§ **Work required**:
From the listing below, pull out every line where the string "name" appears.

§ **Records to process**:
········
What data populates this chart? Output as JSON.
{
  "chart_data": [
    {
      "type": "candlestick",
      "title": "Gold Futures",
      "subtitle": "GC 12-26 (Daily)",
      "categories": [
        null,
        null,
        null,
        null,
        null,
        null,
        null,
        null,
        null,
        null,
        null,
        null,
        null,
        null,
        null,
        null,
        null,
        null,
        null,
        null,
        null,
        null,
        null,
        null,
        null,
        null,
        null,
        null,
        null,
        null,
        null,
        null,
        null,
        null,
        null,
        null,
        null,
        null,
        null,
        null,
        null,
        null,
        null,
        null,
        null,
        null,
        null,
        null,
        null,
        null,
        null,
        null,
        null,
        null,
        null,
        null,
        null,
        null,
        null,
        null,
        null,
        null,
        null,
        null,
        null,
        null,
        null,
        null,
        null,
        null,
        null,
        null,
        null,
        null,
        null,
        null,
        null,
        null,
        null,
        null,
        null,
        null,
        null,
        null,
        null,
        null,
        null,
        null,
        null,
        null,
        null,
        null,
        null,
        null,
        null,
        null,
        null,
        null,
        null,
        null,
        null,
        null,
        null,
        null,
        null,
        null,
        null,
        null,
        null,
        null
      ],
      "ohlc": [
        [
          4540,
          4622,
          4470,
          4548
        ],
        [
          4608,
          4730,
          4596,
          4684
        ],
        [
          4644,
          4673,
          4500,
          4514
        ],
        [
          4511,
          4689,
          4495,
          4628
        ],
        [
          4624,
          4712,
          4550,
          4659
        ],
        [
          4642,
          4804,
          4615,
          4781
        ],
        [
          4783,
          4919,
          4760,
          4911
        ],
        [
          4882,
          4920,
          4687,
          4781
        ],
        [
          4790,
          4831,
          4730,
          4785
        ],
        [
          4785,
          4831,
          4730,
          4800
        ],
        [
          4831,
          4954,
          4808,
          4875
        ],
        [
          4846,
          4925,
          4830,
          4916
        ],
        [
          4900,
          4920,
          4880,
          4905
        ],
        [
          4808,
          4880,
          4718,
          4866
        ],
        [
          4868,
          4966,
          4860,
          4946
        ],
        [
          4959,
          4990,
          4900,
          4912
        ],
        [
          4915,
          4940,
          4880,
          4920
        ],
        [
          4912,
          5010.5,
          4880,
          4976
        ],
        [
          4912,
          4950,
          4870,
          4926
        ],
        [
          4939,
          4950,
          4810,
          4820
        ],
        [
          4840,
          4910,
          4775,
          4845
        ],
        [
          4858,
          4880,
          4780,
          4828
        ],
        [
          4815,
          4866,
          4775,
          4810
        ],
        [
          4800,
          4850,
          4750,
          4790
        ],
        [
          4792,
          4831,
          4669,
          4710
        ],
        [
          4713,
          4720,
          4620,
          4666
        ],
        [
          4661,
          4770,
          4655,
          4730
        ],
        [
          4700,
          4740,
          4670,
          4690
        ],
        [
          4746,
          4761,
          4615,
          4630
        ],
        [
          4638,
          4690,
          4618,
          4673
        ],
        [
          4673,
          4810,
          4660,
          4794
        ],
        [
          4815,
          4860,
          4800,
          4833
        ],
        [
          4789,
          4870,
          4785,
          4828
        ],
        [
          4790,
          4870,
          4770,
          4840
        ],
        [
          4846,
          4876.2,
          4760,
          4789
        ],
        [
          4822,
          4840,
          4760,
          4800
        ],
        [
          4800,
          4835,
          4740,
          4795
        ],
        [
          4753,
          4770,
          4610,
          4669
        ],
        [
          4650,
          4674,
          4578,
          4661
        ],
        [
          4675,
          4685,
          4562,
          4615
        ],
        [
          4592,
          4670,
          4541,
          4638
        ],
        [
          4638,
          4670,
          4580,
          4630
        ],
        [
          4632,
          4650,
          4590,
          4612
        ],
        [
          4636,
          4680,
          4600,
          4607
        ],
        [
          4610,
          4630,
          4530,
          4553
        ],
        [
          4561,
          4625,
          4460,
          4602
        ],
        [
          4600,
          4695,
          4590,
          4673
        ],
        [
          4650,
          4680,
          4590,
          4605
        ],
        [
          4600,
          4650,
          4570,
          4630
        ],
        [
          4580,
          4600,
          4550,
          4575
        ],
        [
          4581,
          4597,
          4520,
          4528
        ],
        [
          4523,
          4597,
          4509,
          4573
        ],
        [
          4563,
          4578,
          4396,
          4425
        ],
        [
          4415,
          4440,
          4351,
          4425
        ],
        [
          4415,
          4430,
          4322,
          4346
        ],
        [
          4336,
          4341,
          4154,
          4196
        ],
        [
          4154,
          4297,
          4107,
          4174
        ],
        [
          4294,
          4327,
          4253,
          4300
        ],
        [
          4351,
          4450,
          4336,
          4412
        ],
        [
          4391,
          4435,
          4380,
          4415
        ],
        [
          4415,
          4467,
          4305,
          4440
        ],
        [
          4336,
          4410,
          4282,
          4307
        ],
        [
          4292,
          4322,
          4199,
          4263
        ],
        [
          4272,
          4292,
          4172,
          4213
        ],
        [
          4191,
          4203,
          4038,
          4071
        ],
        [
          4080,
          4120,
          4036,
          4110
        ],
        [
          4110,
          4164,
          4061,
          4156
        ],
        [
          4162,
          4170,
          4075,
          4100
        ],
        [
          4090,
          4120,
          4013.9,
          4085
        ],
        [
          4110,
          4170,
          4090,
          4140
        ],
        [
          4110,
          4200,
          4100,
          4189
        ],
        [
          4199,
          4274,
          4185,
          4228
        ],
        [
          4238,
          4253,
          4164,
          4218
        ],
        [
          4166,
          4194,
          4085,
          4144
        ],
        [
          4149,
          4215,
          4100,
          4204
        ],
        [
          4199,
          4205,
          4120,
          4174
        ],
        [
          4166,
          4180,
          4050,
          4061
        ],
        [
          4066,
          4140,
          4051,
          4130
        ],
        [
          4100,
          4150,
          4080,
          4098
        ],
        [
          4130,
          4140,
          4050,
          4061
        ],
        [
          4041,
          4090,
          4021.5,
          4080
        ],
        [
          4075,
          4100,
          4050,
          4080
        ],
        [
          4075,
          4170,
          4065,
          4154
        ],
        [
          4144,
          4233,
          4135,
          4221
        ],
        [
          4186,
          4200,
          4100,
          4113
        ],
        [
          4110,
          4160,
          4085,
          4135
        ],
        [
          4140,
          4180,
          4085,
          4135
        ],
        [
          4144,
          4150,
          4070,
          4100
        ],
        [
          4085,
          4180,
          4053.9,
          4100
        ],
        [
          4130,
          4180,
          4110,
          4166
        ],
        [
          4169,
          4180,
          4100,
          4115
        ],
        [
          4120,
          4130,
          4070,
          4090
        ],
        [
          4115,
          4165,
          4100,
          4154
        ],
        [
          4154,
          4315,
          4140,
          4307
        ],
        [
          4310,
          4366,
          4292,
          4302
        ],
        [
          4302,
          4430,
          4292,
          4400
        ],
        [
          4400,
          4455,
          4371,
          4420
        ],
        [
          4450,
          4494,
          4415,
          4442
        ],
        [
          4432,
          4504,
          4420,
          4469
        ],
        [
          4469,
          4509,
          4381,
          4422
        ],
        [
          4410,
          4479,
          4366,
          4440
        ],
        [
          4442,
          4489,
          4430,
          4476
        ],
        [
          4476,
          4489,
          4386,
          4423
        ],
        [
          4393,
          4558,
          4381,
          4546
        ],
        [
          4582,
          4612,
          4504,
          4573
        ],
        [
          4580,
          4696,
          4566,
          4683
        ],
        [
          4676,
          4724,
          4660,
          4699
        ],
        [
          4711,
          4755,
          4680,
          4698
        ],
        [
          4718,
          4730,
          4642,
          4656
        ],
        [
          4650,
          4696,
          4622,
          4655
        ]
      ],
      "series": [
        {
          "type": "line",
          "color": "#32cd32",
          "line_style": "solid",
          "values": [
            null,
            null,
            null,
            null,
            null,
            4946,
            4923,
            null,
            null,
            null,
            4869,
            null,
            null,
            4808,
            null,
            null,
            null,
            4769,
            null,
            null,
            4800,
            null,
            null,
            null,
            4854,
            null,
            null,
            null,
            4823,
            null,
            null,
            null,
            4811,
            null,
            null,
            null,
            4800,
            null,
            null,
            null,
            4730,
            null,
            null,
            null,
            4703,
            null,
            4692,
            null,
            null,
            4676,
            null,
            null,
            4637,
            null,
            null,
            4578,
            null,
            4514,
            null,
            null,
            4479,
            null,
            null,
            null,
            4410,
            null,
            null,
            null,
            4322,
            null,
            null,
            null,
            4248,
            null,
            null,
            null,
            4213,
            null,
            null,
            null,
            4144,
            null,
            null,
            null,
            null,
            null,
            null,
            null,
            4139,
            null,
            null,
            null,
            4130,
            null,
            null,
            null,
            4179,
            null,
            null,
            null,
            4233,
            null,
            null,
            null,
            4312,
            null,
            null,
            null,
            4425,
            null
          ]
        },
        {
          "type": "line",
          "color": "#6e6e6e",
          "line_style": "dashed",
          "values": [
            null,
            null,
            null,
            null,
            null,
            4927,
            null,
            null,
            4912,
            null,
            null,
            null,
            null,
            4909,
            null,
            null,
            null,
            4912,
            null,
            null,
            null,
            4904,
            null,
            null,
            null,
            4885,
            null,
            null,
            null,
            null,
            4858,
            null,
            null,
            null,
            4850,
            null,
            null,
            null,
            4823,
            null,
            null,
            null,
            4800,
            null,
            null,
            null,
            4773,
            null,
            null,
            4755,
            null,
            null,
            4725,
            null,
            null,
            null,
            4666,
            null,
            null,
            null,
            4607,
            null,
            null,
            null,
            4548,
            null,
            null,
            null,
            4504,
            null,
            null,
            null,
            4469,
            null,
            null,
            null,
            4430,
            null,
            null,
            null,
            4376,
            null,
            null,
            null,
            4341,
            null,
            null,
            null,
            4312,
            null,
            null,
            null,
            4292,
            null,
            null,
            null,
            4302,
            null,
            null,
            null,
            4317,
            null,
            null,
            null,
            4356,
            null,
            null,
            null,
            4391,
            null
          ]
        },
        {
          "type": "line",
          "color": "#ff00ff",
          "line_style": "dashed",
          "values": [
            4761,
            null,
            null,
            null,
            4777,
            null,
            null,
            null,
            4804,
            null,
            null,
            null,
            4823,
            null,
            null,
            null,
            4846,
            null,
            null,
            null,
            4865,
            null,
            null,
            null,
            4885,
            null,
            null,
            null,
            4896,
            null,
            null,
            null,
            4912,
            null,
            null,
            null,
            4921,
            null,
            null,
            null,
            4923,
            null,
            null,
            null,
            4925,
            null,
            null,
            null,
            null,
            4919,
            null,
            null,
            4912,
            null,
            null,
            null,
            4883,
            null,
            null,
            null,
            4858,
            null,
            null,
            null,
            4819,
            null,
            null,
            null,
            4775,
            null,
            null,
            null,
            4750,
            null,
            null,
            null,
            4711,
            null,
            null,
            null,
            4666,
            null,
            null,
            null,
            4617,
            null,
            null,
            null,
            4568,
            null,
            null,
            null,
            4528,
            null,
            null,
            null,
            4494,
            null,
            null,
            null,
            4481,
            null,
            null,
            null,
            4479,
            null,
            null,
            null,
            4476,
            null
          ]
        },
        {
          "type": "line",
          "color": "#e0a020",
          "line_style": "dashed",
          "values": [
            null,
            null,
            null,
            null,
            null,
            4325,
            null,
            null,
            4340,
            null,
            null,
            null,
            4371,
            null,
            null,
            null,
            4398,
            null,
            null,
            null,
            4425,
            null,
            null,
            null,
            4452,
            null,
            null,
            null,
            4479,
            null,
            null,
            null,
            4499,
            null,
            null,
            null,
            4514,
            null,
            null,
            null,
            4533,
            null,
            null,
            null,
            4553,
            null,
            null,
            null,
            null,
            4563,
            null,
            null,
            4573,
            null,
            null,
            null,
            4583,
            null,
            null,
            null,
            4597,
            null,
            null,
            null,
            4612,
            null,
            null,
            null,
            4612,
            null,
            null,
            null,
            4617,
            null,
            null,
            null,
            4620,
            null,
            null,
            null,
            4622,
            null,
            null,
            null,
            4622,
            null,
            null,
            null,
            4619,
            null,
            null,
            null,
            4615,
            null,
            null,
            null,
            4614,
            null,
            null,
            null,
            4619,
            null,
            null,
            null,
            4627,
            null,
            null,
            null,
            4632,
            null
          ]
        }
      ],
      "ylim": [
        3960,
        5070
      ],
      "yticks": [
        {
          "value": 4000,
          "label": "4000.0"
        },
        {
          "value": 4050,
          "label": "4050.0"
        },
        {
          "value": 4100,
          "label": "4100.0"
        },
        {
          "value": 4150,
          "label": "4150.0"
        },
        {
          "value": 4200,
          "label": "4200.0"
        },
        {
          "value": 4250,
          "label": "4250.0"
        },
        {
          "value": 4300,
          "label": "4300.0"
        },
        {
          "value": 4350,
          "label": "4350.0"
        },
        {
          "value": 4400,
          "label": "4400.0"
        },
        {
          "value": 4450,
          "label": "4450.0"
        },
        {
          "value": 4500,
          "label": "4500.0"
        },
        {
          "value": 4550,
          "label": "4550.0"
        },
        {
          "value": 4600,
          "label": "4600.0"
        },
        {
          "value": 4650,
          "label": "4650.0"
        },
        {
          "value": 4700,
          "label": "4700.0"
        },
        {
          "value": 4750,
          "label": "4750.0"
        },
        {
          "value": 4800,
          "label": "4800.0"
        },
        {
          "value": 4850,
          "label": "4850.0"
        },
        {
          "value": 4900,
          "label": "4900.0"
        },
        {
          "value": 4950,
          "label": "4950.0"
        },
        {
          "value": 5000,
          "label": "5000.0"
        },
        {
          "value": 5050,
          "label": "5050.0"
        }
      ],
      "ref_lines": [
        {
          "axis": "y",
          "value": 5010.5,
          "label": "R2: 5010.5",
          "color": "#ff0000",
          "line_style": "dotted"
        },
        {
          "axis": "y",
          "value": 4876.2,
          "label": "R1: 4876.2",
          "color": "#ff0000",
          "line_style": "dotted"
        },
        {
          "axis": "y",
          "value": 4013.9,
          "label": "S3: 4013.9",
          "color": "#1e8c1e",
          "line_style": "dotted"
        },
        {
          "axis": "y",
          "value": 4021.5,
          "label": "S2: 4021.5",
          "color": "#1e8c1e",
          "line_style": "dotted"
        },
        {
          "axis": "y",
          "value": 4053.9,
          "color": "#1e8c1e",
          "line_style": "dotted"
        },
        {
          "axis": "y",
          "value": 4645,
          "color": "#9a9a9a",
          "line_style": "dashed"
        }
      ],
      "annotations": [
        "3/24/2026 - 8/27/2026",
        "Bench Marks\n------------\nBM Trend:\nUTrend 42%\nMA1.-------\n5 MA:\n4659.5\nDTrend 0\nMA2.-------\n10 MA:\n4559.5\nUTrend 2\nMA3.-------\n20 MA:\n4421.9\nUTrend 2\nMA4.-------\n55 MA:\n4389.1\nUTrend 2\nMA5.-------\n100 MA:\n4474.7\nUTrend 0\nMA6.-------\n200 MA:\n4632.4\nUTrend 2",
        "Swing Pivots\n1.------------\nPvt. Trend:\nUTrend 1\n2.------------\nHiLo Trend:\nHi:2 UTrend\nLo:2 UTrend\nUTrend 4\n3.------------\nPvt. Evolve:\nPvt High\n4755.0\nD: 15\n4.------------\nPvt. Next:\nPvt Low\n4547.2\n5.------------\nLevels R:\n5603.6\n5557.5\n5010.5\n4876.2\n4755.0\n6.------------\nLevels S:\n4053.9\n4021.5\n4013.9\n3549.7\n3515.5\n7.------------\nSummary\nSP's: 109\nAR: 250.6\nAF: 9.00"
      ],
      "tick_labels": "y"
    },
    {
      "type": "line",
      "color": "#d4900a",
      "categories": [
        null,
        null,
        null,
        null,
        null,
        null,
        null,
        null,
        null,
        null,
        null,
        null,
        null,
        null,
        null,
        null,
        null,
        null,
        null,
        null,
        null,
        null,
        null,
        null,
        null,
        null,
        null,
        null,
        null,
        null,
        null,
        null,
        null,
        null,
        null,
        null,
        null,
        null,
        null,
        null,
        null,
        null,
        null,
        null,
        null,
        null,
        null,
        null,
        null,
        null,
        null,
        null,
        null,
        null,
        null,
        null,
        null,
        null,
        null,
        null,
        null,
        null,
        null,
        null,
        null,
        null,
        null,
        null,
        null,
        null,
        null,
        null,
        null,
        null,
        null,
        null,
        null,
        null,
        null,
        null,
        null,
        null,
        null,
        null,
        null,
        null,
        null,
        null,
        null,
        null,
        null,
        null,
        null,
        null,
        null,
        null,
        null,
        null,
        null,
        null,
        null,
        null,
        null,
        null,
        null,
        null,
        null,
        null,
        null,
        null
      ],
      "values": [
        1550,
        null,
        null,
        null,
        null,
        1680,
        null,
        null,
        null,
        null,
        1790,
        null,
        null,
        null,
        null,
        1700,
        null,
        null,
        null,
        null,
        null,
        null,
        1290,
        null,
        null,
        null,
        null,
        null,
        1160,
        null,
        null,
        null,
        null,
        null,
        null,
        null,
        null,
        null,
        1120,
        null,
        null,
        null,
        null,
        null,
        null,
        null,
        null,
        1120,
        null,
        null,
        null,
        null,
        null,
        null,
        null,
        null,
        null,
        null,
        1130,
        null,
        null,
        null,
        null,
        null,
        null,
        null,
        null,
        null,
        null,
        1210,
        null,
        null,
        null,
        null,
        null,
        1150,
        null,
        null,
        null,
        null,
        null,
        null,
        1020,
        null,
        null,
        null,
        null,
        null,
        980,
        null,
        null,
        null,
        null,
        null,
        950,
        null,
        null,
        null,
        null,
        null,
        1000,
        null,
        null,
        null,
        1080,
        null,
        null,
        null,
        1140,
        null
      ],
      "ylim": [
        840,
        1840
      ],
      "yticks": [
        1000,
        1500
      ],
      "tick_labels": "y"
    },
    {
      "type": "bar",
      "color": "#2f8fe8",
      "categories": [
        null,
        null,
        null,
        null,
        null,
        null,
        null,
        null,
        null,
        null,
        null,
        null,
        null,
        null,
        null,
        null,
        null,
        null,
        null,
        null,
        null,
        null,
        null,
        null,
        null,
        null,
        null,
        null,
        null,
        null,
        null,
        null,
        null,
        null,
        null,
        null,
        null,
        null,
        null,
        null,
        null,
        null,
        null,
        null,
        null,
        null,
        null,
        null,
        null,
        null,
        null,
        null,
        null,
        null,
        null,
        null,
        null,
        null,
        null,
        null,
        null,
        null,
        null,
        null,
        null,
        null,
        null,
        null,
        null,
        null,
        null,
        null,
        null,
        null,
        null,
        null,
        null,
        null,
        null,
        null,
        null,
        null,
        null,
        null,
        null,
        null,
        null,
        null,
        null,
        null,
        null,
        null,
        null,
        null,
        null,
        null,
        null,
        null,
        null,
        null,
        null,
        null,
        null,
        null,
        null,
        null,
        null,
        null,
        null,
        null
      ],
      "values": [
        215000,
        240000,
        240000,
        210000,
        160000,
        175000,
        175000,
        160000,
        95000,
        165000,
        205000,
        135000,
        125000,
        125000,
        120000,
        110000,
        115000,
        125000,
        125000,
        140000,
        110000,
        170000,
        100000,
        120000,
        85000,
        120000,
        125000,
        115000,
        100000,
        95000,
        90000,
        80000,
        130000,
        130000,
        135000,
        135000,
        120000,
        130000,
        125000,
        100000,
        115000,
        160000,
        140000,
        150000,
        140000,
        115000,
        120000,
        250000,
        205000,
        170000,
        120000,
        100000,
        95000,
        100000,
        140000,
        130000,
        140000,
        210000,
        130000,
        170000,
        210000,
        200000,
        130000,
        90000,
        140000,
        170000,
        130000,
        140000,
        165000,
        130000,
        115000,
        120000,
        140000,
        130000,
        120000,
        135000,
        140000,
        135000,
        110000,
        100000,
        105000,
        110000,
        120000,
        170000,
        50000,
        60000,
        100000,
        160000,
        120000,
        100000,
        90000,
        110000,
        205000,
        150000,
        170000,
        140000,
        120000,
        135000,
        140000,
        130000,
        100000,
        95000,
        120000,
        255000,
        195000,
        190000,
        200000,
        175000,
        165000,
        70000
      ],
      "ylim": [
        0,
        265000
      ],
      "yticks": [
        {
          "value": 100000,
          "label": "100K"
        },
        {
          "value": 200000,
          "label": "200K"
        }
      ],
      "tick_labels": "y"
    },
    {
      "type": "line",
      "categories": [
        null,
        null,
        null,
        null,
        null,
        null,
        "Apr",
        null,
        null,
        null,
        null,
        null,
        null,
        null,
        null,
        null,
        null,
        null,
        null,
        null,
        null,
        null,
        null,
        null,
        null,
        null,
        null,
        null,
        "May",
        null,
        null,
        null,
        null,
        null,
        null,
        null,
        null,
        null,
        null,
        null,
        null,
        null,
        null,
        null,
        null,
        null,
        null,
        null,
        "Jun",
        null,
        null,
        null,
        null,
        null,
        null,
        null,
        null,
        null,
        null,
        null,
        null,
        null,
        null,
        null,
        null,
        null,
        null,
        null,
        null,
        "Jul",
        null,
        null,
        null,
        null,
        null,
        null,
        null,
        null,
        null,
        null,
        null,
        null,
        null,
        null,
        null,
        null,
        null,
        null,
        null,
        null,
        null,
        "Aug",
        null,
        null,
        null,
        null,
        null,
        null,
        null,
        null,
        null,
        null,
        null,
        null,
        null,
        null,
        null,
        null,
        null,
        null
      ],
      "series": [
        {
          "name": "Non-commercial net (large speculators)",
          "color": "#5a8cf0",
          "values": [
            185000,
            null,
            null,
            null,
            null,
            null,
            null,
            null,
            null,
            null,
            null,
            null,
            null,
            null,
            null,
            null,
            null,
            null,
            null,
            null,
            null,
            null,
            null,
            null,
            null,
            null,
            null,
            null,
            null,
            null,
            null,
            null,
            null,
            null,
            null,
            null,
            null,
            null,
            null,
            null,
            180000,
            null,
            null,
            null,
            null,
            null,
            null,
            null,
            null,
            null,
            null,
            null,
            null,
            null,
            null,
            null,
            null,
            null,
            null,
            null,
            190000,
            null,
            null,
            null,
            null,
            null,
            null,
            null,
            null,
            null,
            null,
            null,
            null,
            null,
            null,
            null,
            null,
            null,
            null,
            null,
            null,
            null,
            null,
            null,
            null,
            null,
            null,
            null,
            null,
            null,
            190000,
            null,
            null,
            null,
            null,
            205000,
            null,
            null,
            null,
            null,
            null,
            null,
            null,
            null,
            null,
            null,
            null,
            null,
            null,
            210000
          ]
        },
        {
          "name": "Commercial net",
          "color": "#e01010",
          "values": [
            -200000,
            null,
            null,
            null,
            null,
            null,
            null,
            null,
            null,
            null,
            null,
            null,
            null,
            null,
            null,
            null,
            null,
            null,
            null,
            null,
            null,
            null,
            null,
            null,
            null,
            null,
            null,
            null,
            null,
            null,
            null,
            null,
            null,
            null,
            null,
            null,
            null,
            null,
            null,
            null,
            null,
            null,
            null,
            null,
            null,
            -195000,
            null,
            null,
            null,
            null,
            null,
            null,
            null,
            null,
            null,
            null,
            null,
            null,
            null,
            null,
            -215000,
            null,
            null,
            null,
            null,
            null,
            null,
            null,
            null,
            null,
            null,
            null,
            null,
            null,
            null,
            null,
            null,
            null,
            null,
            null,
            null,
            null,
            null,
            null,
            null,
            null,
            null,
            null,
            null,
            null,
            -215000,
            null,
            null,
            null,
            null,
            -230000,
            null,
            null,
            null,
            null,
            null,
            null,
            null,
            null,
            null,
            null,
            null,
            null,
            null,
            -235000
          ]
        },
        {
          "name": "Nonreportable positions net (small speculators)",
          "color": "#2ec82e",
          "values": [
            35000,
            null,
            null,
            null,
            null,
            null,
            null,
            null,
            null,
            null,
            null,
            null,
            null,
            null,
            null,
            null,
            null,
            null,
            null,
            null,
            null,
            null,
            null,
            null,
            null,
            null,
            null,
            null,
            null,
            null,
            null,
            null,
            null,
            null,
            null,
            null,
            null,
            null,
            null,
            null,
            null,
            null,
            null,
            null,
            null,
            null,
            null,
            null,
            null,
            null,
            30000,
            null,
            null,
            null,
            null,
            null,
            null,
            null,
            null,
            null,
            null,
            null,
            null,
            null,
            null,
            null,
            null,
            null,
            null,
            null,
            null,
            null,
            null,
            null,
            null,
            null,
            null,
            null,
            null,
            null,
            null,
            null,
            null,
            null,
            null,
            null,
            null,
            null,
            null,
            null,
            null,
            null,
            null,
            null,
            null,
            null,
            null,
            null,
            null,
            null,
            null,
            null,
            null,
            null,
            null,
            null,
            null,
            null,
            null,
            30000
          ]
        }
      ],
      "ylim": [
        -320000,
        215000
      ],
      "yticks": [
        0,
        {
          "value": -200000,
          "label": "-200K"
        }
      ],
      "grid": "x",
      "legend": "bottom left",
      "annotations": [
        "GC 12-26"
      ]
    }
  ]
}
········
§ **Solution to this exercise**:
          "name": "Non-commercial net (large speculators)",
          "name": "Commercial net",
          "name": "Nonreportable positions net (small speculators)",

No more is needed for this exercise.